### Exercise brief
Render everything from the line containing "68, 1331, 846]" down to the line containing "313, 152, 331]" as a Markdown table with columns headed Row and Line. Number the rows, put each line in its own row, and leave out any blank lines.

### Provided data
<<<<

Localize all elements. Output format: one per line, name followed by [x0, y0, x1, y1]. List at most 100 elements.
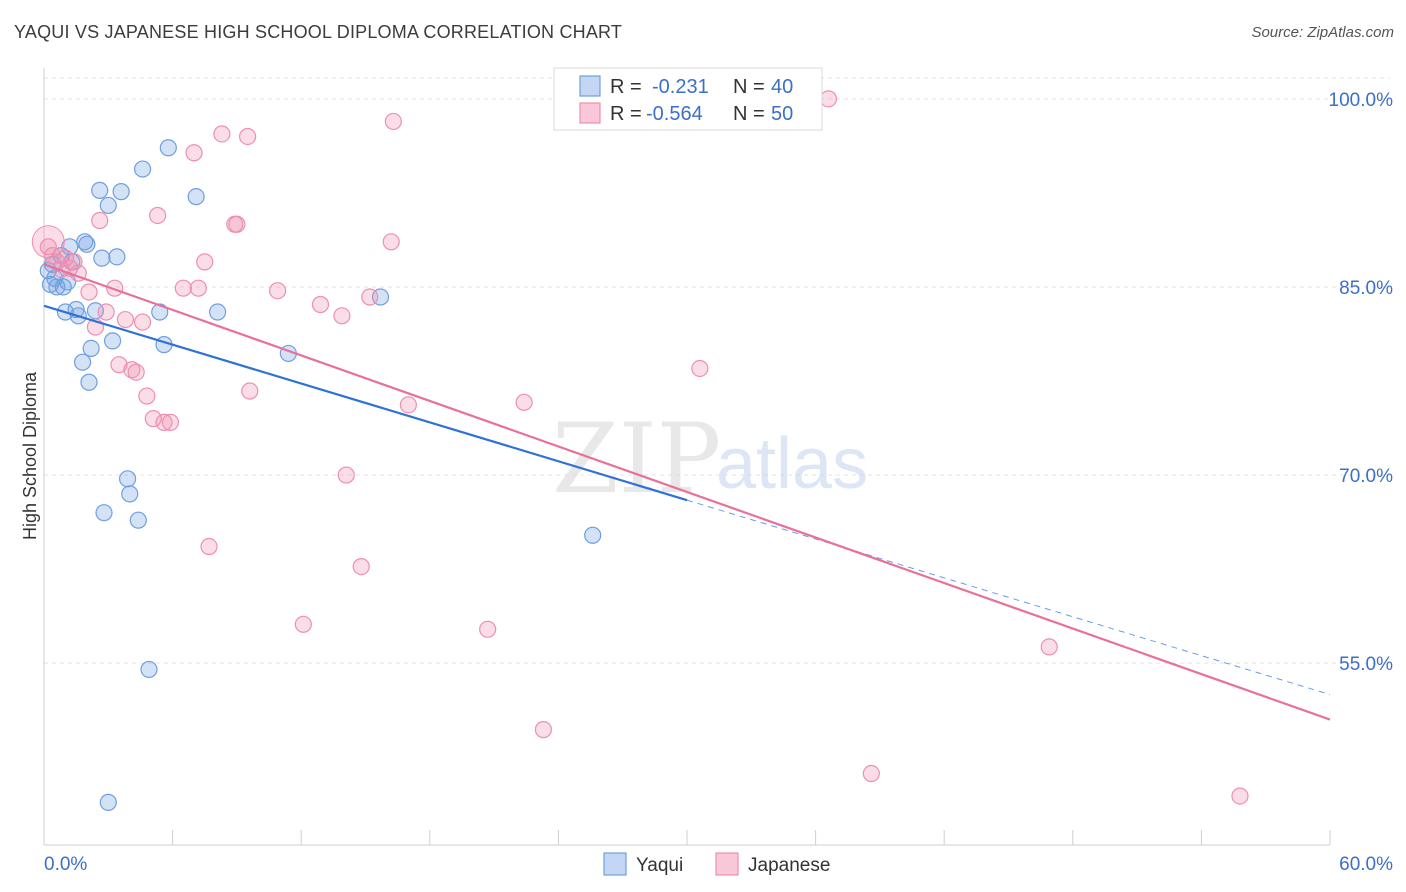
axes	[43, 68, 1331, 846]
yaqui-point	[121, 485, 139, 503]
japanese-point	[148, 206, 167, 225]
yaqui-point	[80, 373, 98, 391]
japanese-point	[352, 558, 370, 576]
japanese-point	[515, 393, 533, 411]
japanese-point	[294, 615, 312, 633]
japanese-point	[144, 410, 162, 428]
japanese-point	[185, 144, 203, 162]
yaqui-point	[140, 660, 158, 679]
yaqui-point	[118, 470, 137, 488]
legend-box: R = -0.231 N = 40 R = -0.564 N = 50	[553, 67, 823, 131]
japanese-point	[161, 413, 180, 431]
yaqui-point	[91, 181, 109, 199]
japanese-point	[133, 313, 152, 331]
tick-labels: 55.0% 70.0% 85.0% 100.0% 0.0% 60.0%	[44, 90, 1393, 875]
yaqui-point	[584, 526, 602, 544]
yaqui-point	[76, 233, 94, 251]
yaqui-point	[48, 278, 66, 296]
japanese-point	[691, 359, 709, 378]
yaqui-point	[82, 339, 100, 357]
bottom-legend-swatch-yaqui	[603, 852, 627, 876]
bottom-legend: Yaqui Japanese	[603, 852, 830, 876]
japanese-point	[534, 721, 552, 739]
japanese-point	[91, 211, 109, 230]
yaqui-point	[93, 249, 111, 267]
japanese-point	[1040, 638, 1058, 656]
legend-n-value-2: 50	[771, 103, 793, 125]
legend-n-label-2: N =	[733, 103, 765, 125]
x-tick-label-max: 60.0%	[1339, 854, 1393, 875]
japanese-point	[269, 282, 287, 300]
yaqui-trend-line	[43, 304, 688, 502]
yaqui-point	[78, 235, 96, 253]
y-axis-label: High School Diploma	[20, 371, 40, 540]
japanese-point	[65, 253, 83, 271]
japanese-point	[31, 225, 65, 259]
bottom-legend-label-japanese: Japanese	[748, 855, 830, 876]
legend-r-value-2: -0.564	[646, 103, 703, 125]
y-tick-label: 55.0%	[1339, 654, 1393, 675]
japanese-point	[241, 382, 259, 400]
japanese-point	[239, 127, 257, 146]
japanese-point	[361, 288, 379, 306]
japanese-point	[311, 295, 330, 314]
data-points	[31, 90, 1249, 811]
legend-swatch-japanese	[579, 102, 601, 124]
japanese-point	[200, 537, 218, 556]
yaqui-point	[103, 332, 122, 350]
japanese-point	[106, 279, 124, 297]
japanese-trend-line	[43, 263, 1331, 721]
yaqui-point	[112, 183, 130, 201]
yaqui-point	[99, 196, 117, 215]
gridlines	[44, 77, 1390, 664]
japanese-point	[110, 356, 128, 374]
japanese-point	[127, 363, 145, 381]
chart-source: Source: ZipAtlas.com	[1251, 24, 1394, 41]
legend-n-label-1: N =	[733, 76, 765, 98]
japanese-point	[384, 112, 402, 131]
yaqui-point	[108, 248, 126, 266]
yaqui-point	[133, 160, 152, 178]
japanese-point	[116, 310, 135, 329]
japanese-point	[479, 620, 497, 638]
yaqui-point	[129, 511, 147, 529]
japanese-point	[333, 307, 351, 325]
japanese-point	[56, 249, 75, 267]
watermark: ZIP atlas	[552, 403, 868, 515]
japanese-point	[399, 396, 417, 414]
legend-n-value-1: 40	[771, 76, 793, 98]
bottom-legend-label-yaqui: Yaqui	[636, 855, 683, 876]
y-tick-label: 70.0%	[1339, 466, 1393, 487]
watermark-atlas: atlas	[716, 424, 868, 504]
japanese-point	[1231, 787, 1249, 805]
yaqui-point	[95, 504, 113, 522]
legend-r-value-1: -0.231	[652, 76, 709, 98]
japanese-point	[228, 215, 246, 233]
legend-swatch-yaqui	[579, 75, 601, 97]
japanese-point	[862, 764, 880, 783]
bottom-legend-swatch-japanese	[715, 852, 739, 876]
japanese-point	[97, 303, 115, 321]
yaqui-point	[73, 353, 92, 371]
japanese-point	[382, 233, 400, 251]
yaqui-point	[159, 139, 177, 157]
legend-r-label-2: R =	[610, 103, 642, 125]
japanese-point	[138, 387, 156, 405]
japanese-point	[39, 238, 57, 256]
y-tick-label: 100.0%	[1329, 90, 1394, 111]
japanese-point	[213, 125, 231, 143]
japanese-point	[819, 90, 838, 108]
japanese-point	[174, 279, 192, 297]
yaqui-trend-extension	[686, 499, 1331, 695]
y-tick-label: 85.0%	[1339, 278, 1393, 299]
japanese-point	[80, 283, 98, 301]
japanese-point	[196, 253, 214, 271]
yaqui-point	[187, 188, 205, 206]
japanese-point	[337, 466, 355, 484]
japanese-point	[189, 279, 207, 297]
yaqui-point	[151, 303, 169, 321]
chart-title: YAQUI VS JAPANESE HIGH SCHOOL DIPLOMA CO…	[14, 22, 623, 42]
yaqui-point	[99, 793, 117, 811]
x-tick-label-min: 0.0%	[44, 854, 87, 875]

>>>>

### Output below
| Row | Line |
|---|---|
| 1 | axes	[43, 68, 1331, 846] |
| 2 | yaqui-point	[121, 485, 139, 503] |
| 3 | japanese-point	[148, 206, 167, 225] |
| 4 | yaqui-point	[80, 373, 98, 391] |
| 5 | japanese-point	[352, 558, 370, 576] |
| 6 | japanese-point	[515, 393, 533, 411] |
| 7 | japanese-point	[294, 615, 312, 633] |
| 8 | japanese-point	[144, 410, 162, 428] |
| 9 | japanese-point	[185, 144, 203, 162] |
| 10 | yaqui-point	[140, 660, 158, 679] |
| 11 | yaqui-point	[118, 470, 137, 488] |
| 12 | legend-box: R = -0.231 N = 40 R = -0.564 N = 50	[553, 67, 823, 131] |
| 13 | japanese-point	[161, 413, 180, 431] |
| 14 | yaqui-point	[91, 181, 109, 199] |
| 15 | japanese-point	[133, 313, 152, 331] |